_To do_:
From the records below, give the number of lines that contain the string "JSON", without any other text.

[Part of a data file]
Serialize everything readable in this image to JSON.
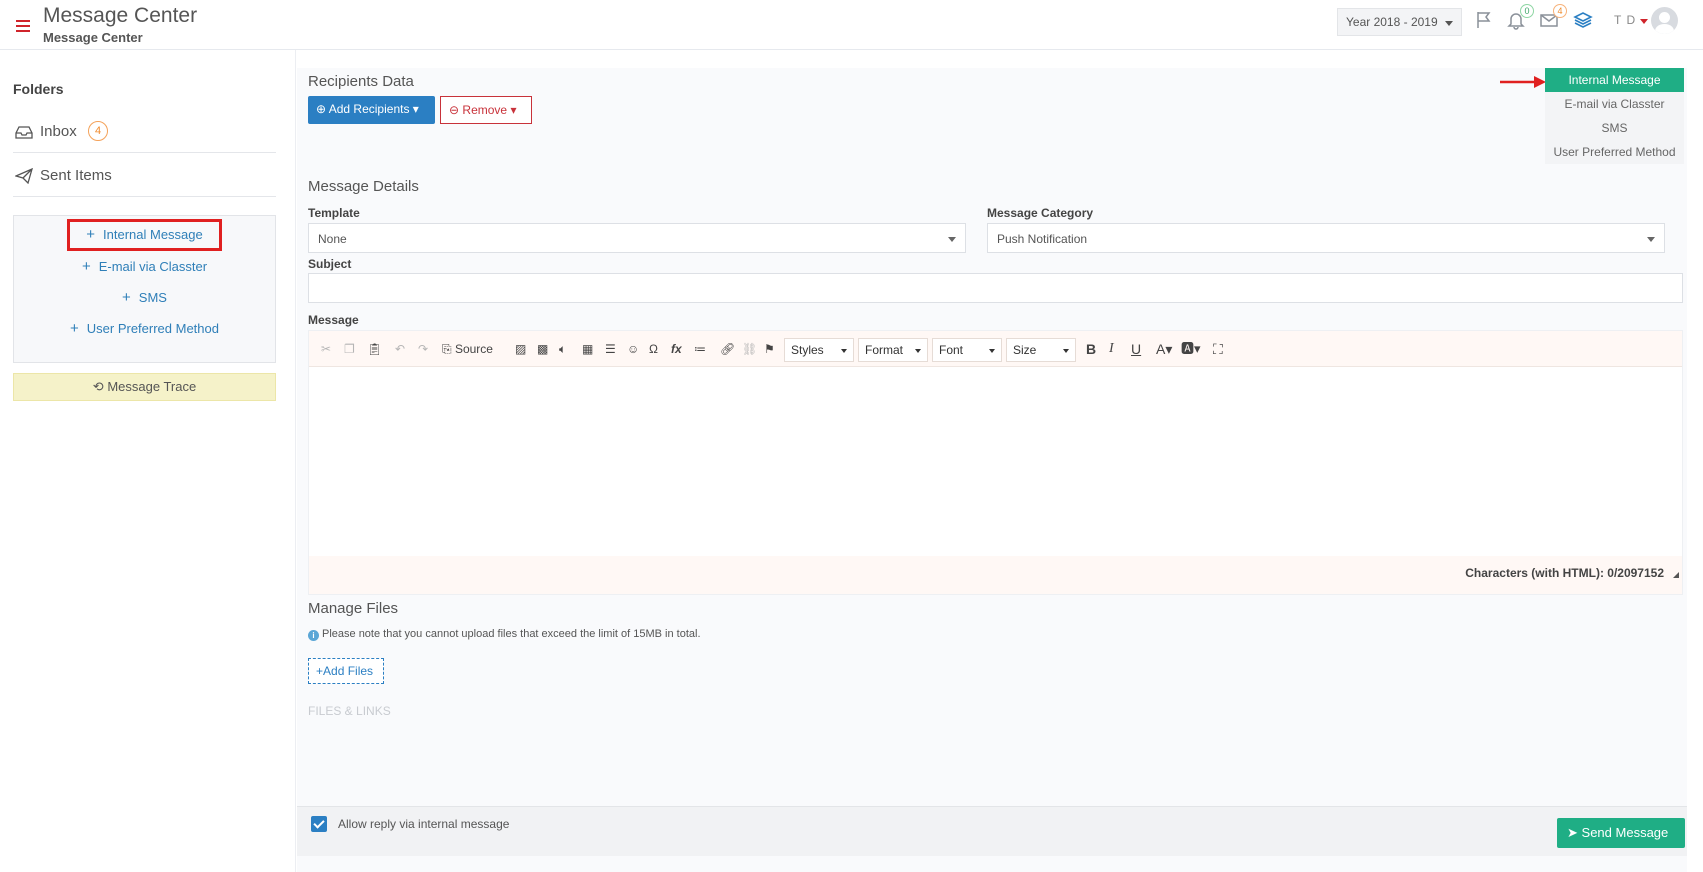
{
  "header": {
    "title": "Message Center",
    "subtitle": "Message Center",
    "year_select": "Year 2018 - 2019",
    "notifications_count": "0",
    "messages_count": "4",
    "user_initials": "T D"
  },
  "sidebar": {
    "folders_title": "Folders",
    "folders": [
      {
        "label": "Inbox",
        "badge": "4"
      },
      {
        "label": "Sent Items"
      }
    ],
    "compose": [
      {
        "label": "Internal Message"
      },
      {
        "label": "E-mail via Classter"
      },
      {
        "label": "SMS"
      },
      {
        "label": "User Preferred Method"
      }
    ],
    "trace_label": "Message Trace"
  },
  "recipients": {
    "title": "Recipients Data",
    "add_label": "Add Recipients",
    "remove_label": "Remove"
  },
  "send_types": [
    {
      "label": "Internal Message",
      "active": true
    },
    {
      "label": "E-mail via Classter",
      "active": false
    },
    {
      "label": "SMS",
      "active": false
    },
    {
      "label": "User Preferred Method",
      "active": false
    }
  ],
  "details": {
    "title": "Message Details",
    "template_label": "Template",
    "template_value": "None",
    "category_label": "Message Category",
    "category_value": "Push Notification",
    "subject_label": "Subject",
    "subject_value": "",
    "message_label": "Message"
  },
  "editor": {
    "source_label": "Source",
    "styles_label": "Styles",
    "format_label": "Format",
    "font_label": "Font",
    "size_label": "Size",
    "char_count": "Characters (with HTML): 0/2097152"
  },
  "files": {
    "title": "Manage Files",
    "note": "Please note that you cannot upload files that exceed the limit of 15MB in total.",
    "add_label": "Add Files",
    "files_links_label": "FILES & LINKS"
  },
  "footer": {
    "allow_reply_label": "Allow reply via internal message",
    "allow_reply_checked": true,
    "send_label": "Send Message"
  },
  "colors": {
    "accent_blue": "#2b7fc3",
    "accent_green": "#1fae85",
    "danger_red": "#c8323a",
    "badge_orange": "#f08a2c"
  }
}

* * *

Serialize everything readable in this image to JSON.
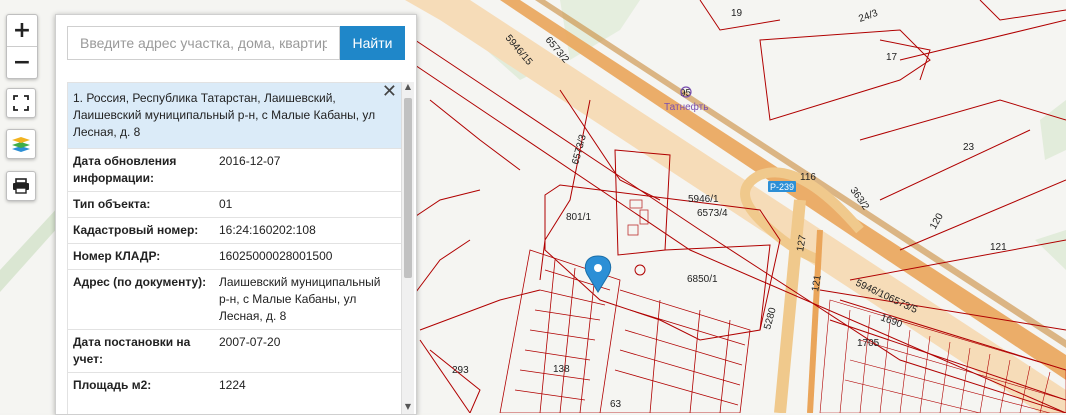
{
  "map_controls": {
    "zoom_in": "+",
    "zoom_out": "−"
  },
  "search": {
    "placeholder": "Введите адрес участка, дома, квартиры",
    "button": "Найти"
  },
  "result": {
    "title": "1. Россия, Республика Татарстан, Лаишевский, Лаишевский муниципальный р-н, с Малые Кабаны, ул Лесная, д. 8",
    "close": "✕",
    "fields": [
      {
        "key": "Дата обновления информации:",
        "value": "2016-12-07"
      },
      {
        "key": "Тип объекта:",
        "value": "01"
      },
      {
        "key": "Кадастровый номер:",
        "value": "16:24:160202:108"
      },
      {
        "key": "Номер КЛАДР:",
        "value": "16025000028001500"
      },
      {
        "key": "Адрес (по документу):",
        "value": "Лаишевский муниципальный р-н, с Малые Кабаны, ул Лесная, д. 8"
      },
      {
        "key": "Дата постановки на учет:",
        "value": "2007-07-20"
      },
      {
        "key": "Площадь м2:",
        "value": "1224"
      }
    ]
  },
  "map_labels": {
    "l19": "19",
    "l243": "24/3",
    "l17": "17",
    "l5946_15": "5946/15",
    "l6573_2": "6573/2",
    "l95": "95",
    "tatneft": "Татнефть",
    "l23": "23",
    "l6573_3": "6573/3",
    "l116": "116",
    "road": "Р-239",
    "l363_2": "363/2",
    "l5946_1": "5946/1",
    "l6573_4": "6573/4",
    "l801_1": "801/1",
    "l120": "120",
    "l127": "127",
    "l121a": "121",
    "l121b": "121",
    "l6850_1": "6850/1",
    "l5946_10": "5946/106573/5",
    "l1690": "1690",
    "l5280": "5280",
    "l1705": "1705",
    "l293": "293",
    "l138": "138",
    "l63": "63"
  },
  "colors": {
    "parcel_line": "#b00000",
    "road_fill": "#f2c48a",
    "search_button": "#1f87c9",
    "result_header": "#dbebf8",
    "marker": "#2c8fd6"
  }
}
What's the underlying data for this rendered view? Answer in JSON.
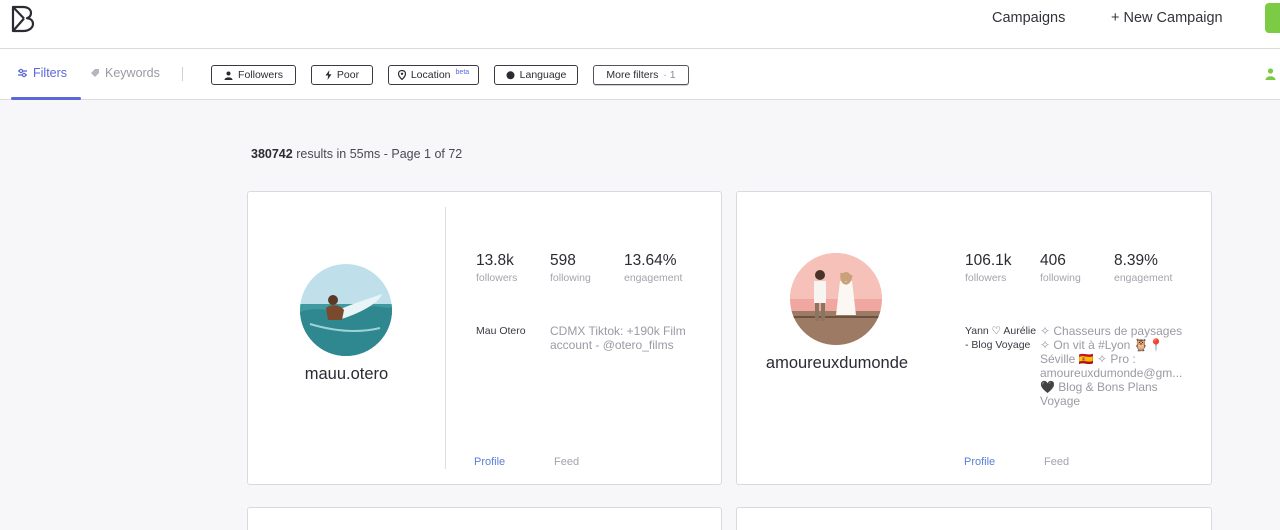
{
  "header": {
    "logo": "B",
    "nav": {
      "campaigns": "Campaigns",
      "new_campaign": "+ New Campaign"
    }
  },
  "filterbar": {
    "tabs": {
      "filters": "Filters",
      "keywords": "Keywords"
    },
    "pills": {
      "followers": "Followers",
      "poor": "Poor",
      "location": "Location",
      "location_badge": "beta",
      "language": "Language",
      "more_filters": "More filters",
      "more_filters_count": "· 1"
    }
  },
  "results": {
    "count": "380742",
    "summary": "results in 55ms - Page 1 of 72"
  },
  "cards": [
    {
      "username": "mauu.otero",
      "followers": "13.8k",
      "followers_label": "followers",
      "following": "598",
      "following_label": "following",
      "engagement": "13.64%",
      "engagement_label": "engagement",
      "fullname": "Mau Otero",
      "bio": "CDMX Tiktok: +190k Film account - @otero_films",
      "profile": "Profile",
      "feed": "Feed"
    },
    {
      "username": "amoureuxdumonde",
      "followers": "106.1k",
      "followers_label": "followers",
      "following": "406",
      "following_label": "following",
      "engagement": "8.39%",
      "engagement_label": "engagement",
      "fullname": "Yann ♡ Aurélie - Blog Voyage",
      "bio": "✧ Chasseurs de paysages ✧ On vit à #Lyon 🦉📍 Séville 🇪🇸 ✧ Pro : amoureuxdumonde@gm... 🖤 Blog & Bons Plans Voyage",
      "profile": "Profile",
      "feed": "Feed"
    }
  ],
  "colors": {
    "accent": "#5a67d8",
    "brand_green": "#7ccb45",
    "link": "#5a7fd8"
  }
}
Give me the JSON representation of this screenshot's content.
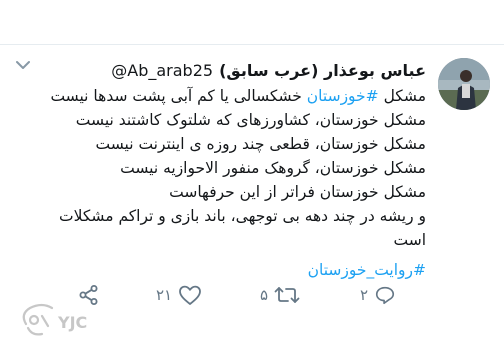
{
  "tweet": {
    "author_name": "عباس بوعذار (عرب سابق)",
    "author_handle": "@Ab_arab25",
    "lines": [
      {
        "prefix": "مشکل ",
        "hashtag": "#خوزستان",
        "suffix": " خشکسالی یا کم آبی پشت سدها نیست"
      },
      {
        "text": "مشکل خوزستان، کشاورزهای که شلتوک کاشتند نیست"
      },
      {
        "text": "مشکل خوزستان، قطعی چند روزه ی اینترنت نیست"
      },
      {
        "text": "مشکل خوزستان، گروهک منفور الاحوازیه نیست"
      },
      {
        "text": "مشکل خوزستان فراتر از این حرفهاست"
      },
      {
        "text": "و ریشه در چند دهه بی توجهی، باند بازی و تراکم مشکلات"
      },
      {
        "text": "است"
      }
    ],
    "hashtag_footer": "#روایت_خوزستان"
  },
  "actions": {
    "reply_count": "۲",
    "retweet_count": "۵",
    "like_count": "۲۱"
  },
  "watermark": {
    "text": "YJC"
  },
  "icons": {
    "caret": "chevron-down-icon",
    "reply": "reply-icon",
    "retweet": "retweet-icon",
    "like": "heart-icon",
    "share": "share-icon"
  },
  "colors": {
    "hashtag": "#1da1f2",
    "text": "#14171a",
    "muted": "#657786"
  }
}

_Finished answer_:
4